(Stored records)
-- BEGIN --

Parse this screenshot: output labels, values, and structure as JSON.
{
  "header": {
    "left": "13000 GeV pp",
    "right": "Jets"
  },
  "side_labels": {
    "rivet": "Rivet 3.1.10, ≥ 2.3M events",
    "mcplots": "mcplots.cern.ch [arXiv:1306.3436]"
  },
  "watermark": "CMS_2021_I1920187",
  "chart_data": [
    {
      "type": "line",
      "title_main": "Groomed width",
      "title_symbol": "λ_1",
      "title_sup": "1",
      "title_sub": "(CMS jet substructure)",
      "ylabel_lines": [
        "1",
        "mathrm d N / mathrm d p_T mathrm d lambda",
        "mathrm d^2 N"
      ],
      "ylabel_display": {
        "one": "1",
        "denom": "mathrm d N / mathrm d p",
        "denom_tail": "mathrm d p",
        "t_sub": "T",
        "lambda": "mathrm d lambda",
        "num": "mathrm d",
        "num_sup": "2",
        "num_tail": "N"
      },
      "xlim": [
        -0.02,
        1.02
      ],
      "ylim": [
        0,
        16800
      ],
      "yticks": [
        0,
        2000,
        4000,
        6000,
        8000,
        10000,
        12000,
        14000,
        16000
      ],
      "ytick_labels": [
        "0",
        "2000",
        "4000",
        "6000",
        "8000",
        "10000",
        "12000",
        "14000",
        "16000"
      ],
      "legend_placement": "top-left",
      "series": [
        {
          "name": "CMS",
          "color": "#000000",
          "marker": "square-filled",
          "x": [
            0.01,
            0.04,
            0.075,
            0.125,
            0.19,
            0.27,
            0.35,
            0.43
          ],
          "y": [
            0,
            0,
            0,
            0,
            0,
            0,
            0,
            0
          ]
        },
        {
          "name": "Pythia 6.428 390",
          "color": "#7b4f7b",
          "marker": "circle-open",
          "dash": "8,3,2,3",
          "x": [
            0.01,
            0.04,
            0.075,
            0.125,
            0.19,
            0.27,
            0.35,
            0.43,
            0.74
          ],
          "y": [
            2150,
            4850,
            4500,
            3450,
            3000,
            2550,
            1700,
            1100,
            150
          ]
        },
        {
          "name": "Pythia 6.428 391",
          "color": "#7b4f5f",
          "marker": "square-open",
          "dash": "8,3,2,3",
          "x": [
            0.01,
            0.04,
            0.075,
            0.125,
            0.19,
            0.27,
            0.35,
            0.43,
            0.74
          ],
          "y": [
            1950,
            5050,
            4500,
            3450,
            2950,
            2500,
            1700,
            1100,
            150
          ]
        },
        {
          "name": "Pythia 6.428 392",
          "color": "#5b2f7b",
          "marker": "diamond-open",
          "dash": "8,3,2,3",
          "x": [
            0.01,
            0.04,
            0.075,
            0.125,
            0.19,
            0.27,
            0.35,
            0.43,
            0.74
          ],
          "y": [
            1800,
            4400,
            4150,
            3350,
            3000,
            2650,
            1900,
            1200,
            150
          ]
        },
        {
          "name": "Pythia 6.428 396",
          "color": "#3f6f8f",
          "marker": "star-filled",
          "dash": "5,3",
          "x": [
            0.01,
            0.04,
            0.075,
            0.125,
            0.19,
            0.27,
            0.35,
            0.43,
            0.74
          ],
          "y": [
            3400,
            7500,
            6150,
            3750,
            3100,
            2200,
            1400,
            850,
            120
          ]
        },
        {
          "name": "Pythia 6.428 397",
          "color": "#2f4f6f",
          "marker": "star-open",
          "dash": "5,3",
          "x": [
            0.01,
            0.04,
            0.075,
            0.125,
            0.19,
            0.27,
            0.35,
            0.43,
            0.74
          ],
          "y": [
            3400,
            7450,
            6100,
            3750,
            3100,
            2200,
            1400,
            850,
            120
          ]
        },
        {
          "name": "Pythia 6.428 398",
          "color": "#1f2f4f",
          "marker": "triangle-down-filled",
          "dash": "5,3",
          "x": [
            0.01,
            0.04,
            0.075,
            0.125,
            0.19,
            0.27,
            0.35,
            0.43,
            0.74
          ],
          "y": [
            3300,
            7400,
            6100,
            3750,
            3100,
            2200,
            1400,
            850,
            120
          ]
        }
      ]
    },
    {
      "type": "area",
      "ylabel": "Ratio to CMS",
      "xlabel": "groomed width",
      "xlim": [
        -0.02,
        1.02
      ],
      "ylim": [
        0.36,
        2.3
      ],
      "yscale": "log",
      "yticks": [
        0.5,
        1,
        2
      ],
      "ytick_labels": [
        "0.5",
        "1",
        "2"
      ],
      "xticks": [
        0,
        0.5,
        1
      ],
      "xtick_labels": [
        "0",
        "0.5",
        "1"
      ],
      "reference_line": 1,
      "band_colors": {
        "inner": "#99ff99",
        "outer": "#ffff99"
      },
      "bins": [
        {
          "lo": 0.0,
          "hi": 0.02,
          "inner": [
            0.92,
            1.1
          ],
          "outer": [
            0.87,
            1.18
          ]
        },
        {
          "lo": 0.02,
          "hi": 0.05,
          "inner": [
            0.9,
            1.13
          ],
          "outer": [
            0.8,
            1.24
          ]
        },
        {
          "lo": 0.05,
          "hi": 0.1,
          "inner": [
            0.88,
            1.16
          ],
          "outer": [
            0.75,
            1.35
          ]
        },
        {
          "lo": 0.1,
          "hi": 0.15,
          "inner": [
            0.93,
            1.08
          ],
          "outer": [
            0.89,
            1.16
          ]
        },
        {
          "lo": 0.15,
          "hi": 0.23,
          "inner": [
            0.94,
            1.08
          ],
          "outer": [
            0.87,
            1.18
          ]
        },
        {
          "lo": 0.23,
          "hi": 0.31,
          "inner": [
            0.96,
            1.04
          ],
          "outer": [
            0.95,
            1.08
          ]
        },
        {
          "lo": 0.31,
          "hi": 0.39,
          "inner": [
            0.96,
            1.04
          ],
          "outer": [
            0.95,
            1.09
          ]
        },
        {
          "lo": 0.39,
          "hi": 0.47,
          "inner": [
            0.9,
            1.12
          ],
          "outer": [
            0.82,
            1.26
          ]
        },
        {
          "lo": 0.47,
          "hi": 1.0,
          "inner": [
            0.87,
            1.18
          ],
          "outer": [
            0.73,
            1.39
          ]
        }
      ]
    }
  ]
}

-- END --

• WORK REQUIRED
Identify every line above with the string "width" in it. Copy those lines.

• PROBLEM SOLUTION
      "title_main": "Groomed width",
      "xlabel": "groomed width",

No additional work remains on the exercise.